Every line holding the string "this" should be gathered.

--- BEGIN Provided data ---

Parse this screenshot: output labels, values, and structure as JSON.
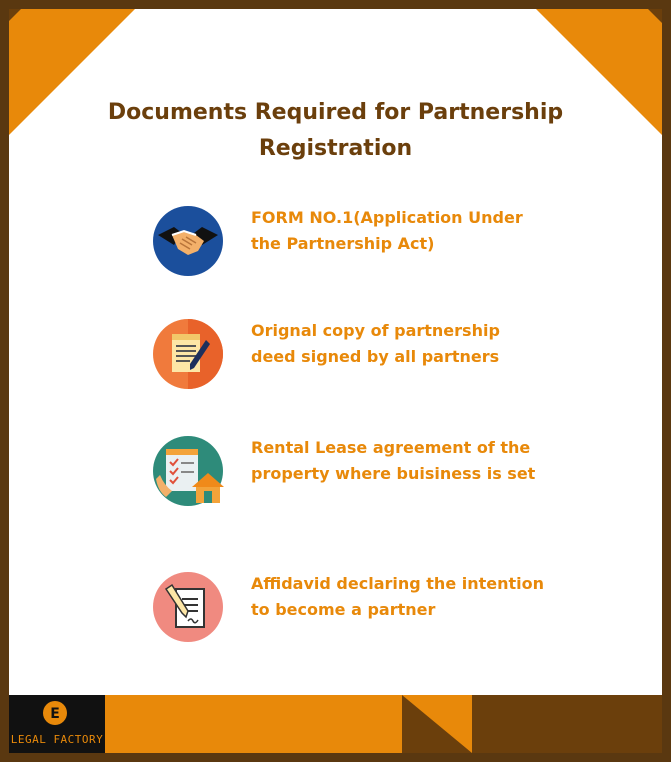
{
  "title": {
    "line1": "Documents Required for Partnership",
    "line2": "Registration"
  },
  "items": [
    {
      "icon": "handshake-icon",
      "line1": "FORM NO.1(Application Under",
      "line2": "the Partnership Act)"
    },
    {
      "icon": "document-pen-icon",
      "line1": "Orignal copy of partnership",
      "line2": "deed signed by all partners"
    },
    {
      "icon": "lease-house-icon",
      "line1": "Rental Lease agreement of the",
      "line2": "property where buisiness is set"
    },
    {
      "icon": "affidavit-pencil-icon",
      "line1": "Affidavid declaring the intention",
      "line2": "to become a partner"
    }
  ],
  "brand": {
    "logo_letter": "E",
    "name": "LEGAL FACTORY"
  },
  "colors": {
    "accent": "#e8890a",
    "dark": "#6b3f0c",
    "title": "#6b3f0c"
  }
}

--- END Provided data ---
--- BEGIN Provided data ---

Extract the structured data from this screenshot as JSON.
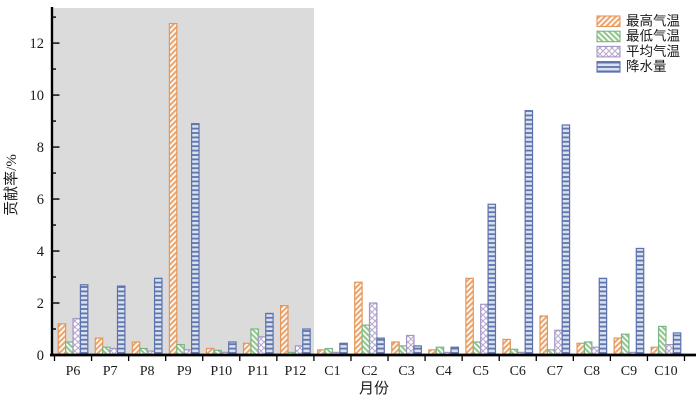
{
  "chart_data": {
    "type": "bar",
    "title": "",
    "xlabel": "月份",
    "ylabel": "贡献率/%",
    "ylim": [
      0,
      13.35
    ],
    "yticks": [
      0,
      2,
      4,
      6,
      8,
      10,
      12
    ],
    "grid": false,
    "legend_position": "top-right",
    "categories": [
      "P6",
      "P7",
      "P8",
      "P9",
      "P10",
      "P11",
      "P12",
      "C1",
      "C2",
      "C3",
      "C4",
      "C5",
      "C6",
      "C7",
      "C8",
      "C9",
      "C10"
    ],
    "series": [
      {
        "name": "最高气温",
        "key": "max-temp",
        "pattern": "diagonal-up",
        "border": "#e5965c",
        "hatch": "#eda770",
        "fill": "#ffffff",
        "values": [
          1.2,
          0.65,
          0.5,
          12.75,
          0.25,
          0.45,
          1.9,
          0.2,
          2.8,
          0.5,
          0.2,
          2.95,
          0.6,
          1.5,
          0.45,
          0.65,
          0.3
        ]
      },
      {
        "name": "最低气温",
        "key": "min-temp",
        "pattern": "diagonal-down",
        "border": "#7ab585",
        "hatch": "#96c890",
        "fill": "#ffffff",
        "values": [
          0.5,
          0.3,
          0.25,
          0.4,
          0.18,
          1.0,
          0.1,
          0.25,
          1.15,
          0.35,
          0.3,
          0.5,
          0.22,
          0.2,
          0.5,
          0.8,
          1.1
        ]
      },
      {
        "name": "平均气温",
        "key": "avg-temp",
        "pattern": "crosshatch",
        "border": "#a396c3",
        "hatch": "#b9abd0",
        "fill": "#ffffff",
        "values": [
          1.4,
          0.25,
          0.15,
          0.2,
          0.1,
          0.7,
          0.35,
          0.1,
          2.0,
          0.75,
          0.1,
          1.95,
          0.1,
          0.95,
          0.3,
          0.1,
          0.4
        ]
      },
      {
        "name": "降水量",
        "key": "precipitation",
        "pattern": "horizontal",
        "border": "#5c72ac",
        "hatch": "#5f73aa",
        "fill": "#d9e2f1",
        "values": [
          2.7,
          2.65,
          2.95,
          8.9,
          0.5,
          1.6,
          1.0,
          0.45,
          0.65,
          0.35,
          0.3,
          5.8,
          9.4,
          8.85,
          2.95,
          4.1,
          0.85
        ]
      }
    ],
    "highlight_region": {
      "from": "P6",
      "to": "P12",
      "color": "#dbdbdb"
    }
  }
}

--- END Provided data ---
--- BEGIN Provided data ---

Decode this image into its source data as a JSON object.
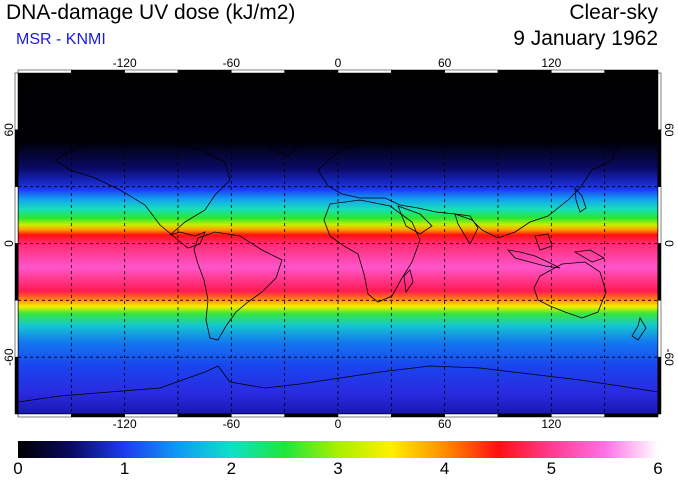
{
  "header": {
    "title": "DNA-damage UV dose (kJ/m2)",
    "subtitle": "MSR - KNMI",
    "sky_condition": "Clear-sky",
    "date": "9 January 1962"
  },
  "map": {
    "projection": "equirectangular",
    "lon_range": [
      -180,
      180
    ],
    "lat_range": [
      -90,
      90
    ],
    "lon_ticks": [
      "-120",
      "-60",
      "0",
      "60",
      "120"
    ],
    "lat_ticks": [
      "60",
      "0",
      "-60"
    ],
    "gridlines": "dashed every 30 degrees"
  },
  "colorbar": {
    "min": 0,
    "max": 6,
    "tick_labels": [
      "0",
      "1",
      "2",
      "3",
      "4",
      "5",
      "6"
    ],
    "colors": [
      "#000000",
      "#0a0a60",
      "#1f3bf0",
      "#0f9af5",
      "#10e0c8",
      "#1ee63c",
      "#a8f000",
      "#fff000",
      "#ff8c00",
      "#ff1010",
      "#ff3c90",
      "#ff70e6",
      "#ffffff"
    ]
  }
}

--- END Provided data ---

- [Complete output]
Parse this screenshot: output labels, values, and structure as JSON.
Extract the structured data from this screenshot as JSON.
Decode this image into its source data as a JSON object.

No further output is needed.